Do not copy the pictures; transcribe all other material exactly.

Start Source material

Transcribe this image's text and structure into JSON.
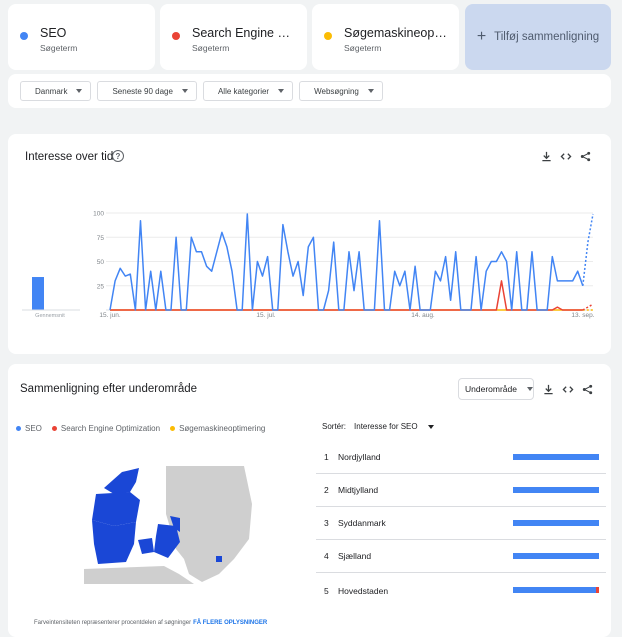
{
  "terms": [
    {
      "name": "SEO",
      "sub": "Søgeterm",
      "color": "#4285f4"
    },
    {
      "name": "Search Engine Op...",
      "sub": "Søgeterm",
      "color": "#ea4335"
    },
    {
      "name": "Søgemaskineopti...",
      "sub": "Søgeterm",
      "color": "#fbbc04"
    }
  ],
  "add_compare": "Tilføj sammenligning",
  "filters": [
    "Danmark",
    "Seneste 90 dage",
    "Alle kategorier",
    "Websøgning"
  ],
  "interest": {
    "title": "Interesse over tid",
    "avg_label": "Gennemsnit",
    "y_ticks": [
      "100",
      "75",
      "50",
      "25"
    ],
    "x_ticks": [
      "15. jun.",
      "15. jul.",
      "14. aug.",
      "13. sep."
    ]
  },
  "chart_data": {
    "type": "line",
    "y_range": [
      0,
      100
    ],
    "x_labels": [
      "15. jun.",
      "15. jul.",
      "14. aug.",
      "13. sep."
    ],
    "series": [
      {
        "name": "SEO",
        "color": "#4285f4",
        "values": [
          0,
          30,
          43,
          35,
          37,
          0,
          92,
          0,
          40,
          0,
          40,
          0,
          0,
          75,
          0,
          0,
          75,
          60,
          60,
          45,
          40,
          60,
          80,
          65,
          40,
          0,
          0,
          99,
          0,
          50,
          35,
          55,
          0,
          0,
          88,
          60,
          35,
          50,
          15,
          65,
          75,
          0,
          0,
          20,
          70,
          0,
          0,
          60,
          20,
          60,
          0,
          0,
          0,
          92,
          0,
          0,
          40,
          25,
          40,
          0,
          45,
          0,
          0,
          0,
          40,
          30,
          55,
          10,
          60,
          0,
          0,
          0,
          55,
          0,
          40,
          50,
          50,
          60,
          50,
          0,
          60,
          0,
          0,
          60,
          0,
          0,
          0,
          55,
          30,
          30,
          30,
          30,
          40,
          25,
          70,
          99
        ]
      },
      {
        "name": "Search Engine Optimization",
        "color": "#ea4335",
        "values": [
          0,
          0,
          0,
          0,
          0,
          0,
          0,
          0,
          0,
          0,
          0,
          0,
          0,
          0,
          0,
          0,
          0,
          0,
          0,
          0,
          0,
          0,
          0,
          0,
          0,
          0,
          0,
          0,
          0,
          0,
          0,
          0,
          0,
          0,
          0,
          0,
          0,
          0,
          0,
          0,
          0,
          0,
          0,
          0,
          0,
          0,
          0,
          0,
          0,
          0,
          0,
          0,
          0,
          0,
          0,
          0,
          0,
          0,
          0,
          0,
          0,
          0,
          0,
          0,
          0,
          0,
          0,
          0,
          0,
          0,
          0,
          0,
          0,
          0,
          0,
          0,
          0,
          30,
          0,
          0,
          0,
          0,
          0,
          0,
          0,
          0,
          0,
          0,
          3,
          0,
          0,
          0,
          0,
          0,
          3,
          6
        ]
      },
      {
        "name": "Søgemaskineoptimering",
        "color": "#fbbc04",
        "values": [
          0,
          0,
          0,
          0,
          0,
          0,
          0,
          0,
          0,
          0,
          0,
          0,
          0,
          0,
          0,
          0,
          0,
          0,
          0,
          0,
          0,
          0,
          0,
          0,
          0,
          0,
          0,
          0,
          0,
          0,
          0,
          0,
          0,
          0,
          0,
          0,
          0,
          0,
          0,
          0,
          0,
          0,
          0,
          0,
          0,
          0,
          0,
          0,
          0,
          0,
          0,
          0,
          0,
          0,
          0,
          0,
          0,
          0,
          0,
          0,
          0,
          0,
          0,
          0,
          0,
          0,
          0,
          0,
          0,
          0,
          0,
          0,
          0,
          0,
          0,
          0,
          0,
          0,
          0,
          0,
          0,
          0,
          0,
          0,
          0,
          0,
          0,
          0,
          0,
          0,
          0,
          0,
          0,
          0,
          0,
          0
        ]
      }
    ],
    "averages": [
      34,
      0,
      0
    ]
  },
  "region": {
    "title": "Sammenligning efter underområde",
    "dropdown": "Underområde",
    "legend": [
      "SEO",
      "Search Engine Optimization",
      "Søgemaskineoptimering"
    ],
    "sort_label": "Sortér:",
    "sort_value": "Interesse for SEO",
    "rows": [
      {
        "rank": "1",
        "name": "Nordjylland",
        "seo": 100,
        "seo_pct": 1.0,
        "other_pct": 0
      },
      {
        "rank": "2",
        "name": "Midtjylland",
        "seo": 100,
        "seo_pct": 1.0,
        "other_pct": 0
      },
      {
        "rank": "3",
        "name": "Syddanmark",
        "seo": 100,
        "seo_pct": 1.0,
        "other_pct": 0
      },
      {
        "rank": "4",
        "name": "Sjælland",
        "seo": 100,
        "seo_pct": 1.0,
        "other_pct": 0
      },
      {
        "rank": "5",
        "name": "Hovedstaden",
        "seo": 97,
        "seo_pct": 0.97,
        "other_pct": 0.03
      }
    ],
    "footnote": "Farveintensiteten repræsenterer procentdelen af søgninger",
    "footnote_link": "FÅ FLERE OPLYSNINGER"
  }
}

End Source material

Correct response ::
Transcribe this image's text and structure into JSON.
{
  "terms": [
    {
      "name": "SEO",
      "sub": "Søgeterm",
      "color": "#4285f4"
    },
    {
      "name": "Search Engine Op...",
      "sub": "Søgeterm",
      "color": "#ea4335"
    },
    {
      "name": "Søgemaskineopti...",
      "sub": "Søgeterm",
      "color": "#fbbc04"
    }
  ],
  "add_compare": "Tilføj sammenligning",
  "filters": [
    "Danmark",
    "Seneste 90 dage",
    "Alle kategorier",
    "Websøgning"
  ],
  "interest": {
    "title": "Interesse over tid",
    "avg_label": "Gennemsnit",
    "y_ticks": [
      "100",
      "75",
      "50",
      "25"
    ],
    "x_ticks": [
      "15. jun.",
      "15. jul.",
      "14. aug.",
      "13. sep."
    ]
  },
  "chart_data": {
    "type": "line",
    "y_range": [
      0,
      100
    ],
    "x_labels": [
      "15. jun.",
      "15. jul.",
      "14. aug.",
      "13. sep."
    ],
    "series": [
      {
        "name": "SEO",
        "color": "#4285f4",
        "values": [
          0,
          30,
          43,
          35,
          37,
          0,
          92,
          0,
          40,
          0,
          40,
          0,
          0,
          75,
          0,
          0,
          75,
          60,
          60,
          45,
          40,
          60,
          80,
          65,
          40,
          0,
          0,
          99,
          0,
          50,
          35,
          55,
          0,
          0,
          88,
          60,
          35,
          50,
          15,
          65,
          75,
          0,
          0,
          20,
          70,
          0,
          0,
          60,
          20,
          60,
          0,
          0,
          0,
          92,
          0,
          0,
          40,
          25,
          40,
          0,
          45,
          0,
          0,
          0,
          40,
          30,
          55,
          10,
          60,
          0,
          0,
          0,
          55,
          0,
          40,
          50,
          50,
          60,
          50,
          0,
          60,
          0,
          0,
          60,
          0,
          0,
          0,
          55,
          30,
          30,
          30,
          30,
          40,
          25,
          70,
          99
        ]
      },
      {
        "name": "Search Engine Optimization",
        "color": "#ea4335",
        "values": [
          0,
          0,
          0,
          0,
          0,
          0,
          0,
          0,
          0,
          0,
          0,
          0,
          0,
          0,
          0,
          0,
          0,
          0,
          0,
          0,
          0,
          0,
          0,
          0,
          0,
          0,
          0,
          0,
          0,
          0,
          0,
          0,
          0,
          0,
          0,
          0,
          0,
          0,
          0,
          0,
          0,
          0,
          0,
          0,
          0,
          0,
          0,
          0,
          0,
          0,
          0,
          0,
          0,
          0,
          0,
          0,
          0,
          0,
          0,
          0,
          0,
          0,
          0,
          0,
          0,
          0,
          0,
          0,
          0,
          0,
          0,
          0,
          0,
          0,
          0,
          0,
          0,
          30,
          0,
          0,
          0,
          0,
          0,
          0,
          0,
          0,
          0,
          0,
          3,
          0,
          0,
          0,
          0,
          0,
          3,
          6
        ]
      },
      {
        "name": "Søgemaskineoptimering",
        "color": "#fbbc04",
        "values": [
          0,
          0,
          0,
          0,
          0,
          0,
          0,
          0,
          0,
          0,
          0,
          0,
          0,
          0,
          0,
          0,
          0,
          0,
          0,
          0,
          0,
          0,
          0,
          0,
          0,
          0,
          0,
          0,
          0,
          0,
          0,
          0,
          0,
          0,
          0,
          0,
          0,
          0,
          0,
          0,
          0,
          0,
          0,
          0,
          0,
          0,
          0,
          0,
          0,
          0,
          0,
          0,
          0,
          0,
          0,
          0,
          0,
          0,
          0,
          0,
          0,
          0,
          0,
          0,
          0,
          0,
          0,
          0,
          0,
          0,
          0,
          0,
          0,
          0,
          0,
          0,
          0,
          0,
          0,
          0,
          0,
          0,
          0,
          0,
          0,
          0,
          0,
          0,
          0,
          0,
          0,
          0,
          0,
          0,
          0,
          0
        ]
      }
    ],
    "averages": [
      34,
      0,
      0
    ]
  },
  "region": {
    "title": "Sammenligning efter underområde",
    "dropdown": "Underområde",
    "legend": [
      "SEO",
      "Search Engine Optimization",
      "Søgemaskineoptimering"
    ],
    "sort_label": "Sortér:",
    "sort_value": "Interesse for SEO",
    "rows": [
      {
        "rank": "1",
        "name": "Nordjylland",
        "seo": 100,
        "seo_pct": 1.0,
        "other_pct": 0
      },
      {
        "rank": "2",
        "name": "Midtjylland",
        "seo": 100,
        "seo_pct": 1.0,
        "other_pct": 0
      },
      {
        "rank": "3",
        "name": "Syddanmark",
        "seo": 100,
        "seo_pct": 1.0,
        "other_pct": 0
      },
      {
        "rank": "4",
        "name": "Sjælland",
        "seo": 100,
        "seo_pct": 1.0,
        "other_pct": 0
      },
      {
        "rank": "5",
        "name": "Hovedstaden",
        "seo": 97,
        "seo_pct": 0.97,
        "other_pct": 0.03
      }
    ],
    "footnote": "Farveintensiteten repræsenterer procentdelen af søgninger",
    "footnote_link": "FÅ FLERE OPLYSNINGER"
  }
}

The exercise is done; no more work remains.